(Saved data entries)

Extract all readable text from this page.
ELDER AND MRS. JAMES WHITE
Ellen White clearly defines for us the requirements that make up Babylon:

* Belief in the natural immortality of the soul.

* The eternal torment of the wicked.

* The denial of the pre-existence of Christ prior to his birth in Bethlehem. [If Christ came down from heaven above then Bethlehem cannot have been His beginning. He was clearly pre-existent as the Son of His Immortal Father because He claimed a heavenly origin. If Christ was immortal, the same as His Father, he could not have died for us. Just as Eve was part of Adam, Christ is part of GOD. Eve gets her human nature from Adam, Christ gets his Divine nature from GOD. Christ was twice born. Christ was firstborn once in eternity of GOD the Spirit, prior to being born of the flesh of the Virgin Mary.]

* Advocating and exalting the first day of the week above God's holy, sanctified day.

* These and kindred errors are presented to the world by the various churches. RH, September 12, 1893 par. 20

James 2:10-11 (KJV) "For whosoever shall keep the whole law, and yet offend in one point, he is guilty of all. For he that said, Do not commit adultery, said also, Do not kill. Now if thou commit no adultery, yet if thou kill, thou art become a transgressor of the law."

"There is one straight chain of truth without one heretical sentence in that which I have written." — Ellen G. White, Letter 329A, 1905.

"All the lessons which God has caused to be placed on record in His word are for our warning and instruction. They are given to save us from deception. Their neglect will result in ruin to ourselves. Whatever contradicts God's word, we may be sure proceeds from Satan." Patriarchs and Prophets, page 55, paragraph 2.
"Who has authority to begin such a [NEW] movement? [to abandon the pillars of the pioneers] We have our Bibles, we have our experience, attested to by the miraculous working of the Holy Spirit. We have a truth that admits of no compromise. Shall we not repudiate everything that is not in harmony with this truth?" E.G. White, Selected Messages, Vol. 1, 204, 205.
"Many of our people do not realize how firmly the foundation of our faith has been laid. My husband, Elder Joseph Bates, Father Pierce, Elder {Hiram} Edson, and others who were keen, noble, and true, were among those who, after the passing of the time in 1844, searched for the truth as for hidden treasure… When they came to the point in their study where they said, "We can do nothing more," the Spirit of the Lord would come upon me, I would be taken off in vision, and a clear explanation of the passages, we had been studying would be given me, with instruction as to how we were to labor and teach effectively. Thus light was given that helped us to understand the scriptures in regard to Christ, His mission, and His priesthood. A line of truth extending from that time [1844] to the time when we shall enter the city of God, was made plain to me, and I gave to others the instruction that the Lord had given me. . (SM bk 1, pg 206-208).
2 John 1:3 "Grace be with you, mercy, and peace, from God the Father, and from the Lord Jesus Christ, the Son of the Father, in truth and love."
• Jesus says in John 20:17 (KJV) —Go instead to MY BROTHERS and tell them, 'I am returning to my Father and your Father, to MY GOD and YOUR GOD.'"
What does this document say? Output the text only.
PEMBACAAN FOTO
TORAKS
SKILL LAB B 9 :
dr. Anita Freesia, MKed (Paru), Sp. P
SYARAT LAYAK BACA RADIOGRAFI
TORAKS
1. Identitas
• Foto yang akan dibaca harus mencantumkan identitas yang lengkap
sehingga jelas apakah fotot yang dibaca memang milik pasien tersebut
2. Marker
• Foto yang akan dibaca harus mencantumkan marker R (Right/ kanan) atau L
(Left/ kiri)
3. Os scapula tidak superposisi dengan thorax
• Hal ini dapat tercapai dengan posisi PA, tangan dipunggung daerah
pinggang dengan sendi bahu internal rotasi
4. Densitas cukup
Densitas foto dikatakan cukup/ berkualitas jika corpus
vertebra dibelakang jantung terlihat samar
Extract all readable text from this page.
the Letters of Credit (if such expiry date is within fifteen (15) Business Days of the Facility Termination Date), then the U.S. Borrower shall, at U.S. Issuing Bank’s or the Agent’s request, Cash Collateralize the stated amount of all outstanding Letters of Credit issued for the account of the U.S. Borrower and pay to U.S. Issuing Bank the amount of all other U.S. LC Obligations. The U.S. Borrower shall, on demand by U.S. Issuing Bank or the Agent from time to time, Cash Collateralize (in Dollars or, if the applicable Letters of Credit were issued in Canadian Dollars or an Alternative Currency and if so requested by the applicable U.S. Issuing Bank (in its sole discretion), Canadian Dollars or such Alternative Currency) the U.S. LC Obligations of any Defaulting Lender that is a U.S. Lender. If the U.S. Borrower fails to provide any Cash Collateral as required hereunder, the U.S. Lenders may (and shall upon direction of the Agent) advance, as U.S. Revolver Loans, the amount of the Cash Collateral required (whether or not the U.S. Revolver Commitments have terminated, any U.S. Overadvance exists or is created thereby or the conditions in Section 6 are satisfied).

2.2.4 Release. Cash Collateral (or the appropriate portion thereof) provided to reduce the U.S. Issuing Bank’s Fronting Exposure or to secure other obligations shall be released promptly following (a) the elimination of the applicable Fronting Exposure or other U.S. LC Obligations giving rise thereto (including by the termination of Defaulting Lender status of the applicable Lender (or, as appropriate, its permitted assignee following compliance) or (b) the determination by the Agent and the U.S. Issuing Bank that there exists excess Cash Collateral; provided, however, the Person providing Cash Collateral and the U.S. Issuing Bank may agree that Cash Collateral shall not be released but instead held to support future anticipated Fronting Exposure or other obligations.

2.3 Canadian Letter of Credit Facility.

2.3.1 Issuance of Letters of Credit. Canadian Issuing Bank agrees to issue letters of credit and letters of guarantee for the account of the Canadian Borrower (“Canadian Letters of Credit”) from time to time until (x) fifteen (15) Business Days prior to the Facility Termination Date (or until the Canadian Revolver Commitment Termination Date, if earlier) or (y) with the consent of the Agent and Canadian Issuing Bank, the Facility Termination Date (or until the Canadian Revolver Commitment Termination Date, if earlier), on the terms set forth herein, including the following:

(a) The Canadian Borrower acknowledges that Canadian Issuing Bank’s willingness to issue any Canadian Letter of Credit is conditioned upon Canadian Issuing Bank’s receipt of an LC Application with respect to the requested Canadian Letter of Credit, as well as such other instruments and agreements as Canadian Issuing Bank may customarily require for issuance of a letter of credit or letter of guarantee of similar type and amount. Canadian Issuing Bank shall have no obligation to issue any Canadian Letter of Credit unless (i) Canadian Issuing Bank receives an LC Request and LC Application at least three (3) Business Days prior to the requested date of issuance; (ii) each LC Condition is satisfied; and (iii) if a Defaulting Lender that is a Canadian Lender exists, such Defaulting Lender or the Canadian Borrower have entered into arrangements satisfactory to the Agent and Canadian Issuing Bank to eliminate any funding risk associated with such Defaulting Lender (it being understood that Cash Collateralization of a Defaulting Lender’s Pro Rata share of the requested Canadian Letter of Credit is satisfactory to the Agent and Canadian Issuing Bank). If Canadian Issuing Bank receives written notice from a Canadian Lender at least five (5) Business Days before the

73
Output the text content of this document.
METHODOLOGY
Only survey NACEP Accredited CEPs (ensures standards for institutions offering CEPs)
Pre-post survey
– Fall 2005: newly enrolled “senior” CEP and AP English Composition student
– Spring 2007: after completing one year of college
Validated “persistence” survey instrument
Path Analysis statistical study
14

_EXERCISE DETAILS_: Identify the lines above that contain the word "cukup", then copy them.

_FULL SOLUTION_:
4. Densitas cukup
Densitas foto dikatakan cukup/ berkualitas jika corpus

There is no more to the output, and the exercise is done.